What this task involves
Write out the records that appear below, verbatim and complete, but without pictures.

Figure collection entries
++++++
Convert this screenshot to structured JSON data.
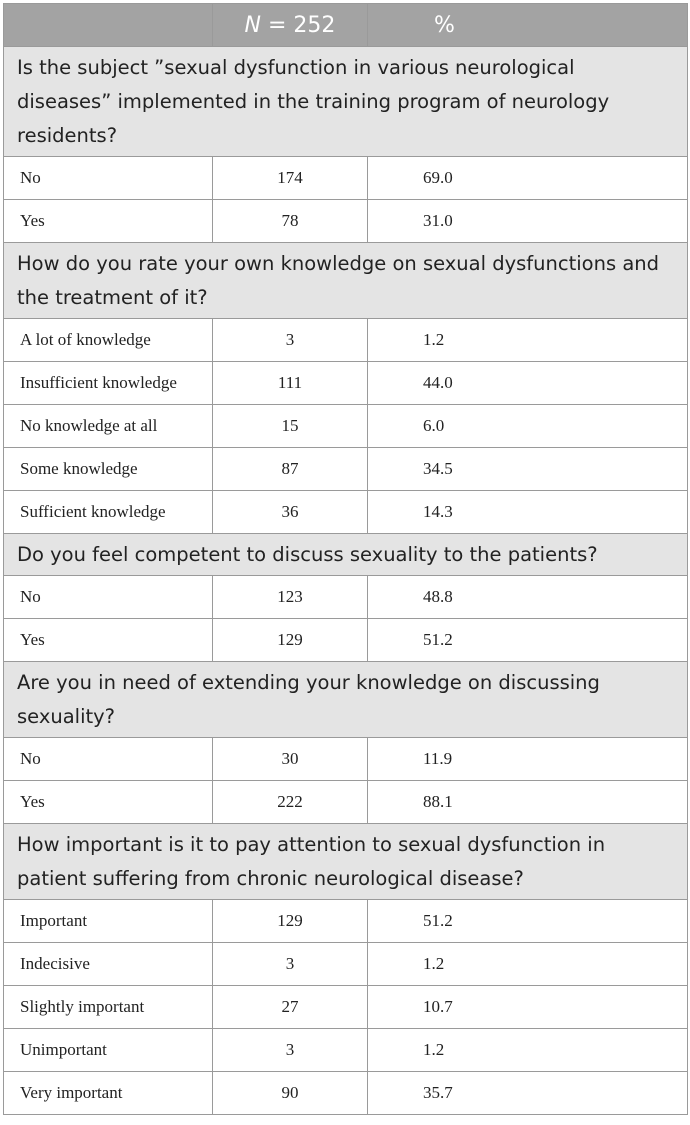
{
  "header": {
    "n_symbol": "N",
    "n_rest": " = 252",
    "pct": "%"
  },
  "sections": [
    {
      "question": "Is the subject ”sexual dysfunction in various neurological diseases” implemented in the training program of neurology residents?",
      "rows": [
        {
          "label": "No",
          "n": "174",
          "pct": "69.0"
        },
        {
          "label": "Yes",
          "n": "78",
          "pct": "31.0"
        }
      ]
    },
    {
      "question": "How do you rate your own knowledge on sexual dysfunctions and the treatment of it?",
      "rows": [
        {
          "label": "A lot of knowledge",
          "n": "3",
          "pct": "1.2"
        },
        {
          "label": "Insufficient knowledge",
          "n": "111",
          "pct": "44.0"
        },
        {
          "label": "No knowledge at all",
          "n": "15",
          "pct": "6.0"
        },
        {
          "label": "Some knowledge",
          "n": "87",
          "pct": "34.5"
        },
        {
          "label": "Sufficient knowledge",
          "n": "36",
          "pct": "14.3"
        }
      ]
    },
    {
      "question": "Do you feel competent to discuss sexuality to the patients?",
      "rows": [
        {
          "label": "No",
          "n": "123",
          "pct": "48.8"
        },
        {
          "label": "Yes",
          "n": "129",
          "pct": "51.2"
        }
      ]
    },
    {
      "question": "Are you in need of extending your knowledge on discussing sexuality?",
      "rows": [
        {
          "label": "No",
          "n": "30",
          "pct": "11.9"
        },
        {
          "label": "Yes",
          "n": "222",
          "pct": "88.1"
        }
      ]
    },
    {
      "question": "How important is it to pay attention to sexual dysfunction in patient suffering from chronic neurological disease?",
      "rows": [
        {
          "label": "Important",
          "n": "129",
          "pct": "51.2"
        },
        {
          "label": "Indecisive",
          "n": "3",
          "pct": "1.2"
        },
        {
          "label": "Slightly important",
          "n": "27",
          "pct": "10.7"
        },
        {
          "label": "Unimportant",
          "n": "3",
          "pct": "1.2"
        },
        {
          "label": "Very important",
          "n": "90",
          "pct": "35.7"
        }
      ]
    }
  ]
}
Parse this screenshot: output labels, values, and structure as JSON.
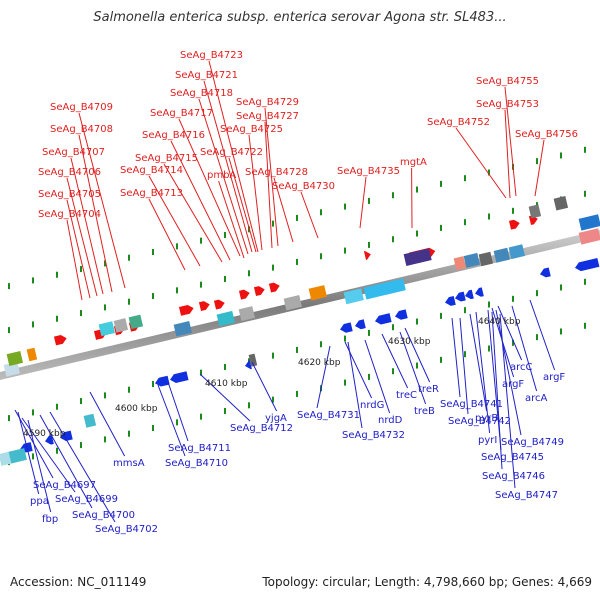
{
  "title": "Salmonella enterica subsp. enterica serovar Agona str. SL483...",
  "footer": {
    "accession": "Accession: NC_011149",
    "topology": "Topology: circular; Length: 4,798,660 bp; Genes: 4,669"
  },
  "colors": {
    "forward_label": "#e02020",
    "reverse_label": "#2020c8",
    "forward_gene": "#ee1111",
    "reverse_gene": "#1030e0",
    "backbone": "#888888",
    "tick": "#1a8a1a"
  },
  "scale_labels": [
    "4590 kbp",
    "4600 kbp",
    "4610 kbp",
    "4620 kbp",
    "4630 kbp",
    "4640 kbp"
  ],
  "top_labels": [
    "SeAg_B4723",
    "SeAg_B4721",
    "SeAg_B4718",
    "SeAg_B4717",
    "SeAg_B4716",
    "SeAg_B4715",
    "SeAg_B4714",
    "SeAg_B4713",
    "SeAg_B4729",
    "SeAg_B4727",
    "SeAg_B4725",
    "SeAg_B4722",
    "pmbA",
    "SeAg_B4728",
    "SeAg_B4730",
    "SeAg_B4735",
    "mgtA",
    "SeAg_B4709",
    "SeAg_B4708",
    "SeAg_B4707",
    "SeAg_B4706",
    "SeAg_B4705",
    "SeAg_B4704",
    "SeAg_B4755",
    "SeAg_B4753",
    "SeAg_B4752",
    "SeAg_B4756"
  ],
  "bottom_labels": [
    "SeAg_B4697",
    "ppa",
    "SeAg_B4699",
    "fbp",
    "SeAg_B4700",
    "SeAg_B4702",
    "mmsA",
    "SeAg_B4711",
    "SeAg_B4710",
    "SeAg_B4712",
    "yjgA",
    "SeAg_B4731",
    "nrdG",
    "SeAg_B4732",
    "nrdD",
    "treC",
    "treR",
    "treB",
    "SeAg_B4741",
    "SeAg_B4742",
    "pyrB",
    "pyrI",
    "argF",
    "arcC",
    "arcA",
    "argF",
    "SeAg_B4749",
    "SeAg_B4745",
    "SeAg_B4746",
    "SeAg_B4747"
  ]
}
++++++
Written answer
Convert this screenshot to structured JSON data.
{
  "header": {
    "n_symbol": "N",
    "n_rest": " = 252",
    "pct": "%"
  },
  "sections": [
    {
      "question": "Is the subject ”sexual dysfunction in various neurological diseases” implemented in the training program of neurology residents?",
      "rows": [
        {
          "label": "No",
          "n": "174",
          "pct": "69.0"
        },
        {
          "label": "Yes",
          "n": "78",
          "pct": "31.0"
        }
      ]
    },
    {
      "question": "How do you rate your own knowledge on sexual dysfunctions and the treatment of it?",
      "rows": [
        {
          "label": "A lot of knowledge",
          "n": "3",
          "pct": "1.2"
        },
        {
          "label": "Insufficient knowledge",
          "n": "111",
          "pct": "44.0"
        },
        {
          "label": "No knowledge at all",
          "n": "15",
          "pct": "6.0"
        },
        {
          "label": "Some knowledge",
          "n": "87",
          "pct": "34.5"
        },
        {
          "label": "Sufficient knowledge",
          "n": "36",
          "pct": "14.3"
        }
      ]
    },
    {
      "question": "Do you feel competent to discuss sexuality to the patients?",
      "rows": [
        {
          "label": "No",
          "n": "123",
          "pct": "48.8"
        },
        {
          "label": "Yes",
          "n": "129",
          "pct": "51.2"
        }
      ]
    },
    {
      "question": "Are you in need of extending your knowledge on discussing sexuality?",
      "rows": [
        {
          "label": "No",
          "n": "30",
          "pct": "11.9"
        },
        {
          "label": "Yes",
          "n": "222",
          "pct": "88.1"
        }
      ]
    },
    {
      "question": "How important is it to pay attention to sexual dysfunction in patient suffering from chronic neurological disease?",
      "rows": [
        {
          "label": "Important",
          "n": "129",
          "pct": "51.2"
        },
        {
          "label": "Indecisive",
          "n": "3",
          "pct": "1.2"
        },
        {
          "label": "Slightly important",
          "n": "27",
          "pct": "10.7"
        },
        {
          "label": "Unimportant",
          "n": "3",
          "pct": "1.2"
        },
        {
          "label": "Very important",
          "n": "90",
          "pct": "35.7"
        }
      ]
    }
  ]
}
Parse this screenshot: output labels, values, and structure as JSON.
{
  "title": "Salmonella enterica subsp. enterica serovar Agona str. SL483...",
  "footer": {
    "accession": "Accession: NC_011149",
    "topology": "Topology: circular; Length: 4,798,660 bp; Genes: 4,669"
  },
  "colors": {
    "forward_label": "#e02020",
    "reverse_label": "#2020c8",
    "forward_gene": "#ee1111",
    "reverse_gene": "#1030e0",
    "backbone": "#888888",
    "tick": "#1a8a1a"
  },
  "scale_labels": [
    "4590 kbp",
    "4600 kbp",
    "4610 kbp",
    "4620 kbp",
    "4630 kbp",
    "4640 kbp"
  ],
  "top_labels": [
    "SeAg_B4723",
    "SeAg_B4721",
    "SeAg_B4718",
    "SeAg_B4717",
    "SeAg_B4716",
    "SeAg_B4715",
    "SeAg_B4714",
    "SeAg_B4713",
    "SeAg_B4729",
    "SeAg_B4727",
    "SeAg_B4725",
    "SeAg_B4722",
    "pmbA",
    "SeAg_B4728",
    "SeAg_B4730",
    "SeAg_B4735",
    "mgtA",
    "SeAg_B4709",
    "SeAg_B4708",
    "SeAg_B4707",
    "SeAg_B4706",
    "SeAg_B4705",
    "SeAg_B4704",
    "SeAg_B4755",
    "SeAg_B4753",
    "SeAg_B4752",
    "SeAg_B4756"
  ],
  "bottom_labels": [
    "SeAg_B4697",
    "ppa",
    "SeAg_B4699",
    "fbp",
    "SeAg_B4700",
    "SeAg_B4702",
    "mmsA",
    "SeAg_B4711",
    "SeAg_B4710",
    "SeAg_B4712",
    "yjgA",
    "SeAg_B4731",
    "nrdG",
    "SeAg_B4732",
    "nrdD",
    "treC",
    "treR",
    "treB",
    "SeAg_B4741",
    "SeAg_B4742",
    "pyrB",
    "pyrI",
    "argF",
    "arcC",
    "arcA",
    "argF",
    "SeAg_B4749",
    "SeAg_B4745",
    "SeAg_B4746",
    "SeAg_B4747"
  ]
}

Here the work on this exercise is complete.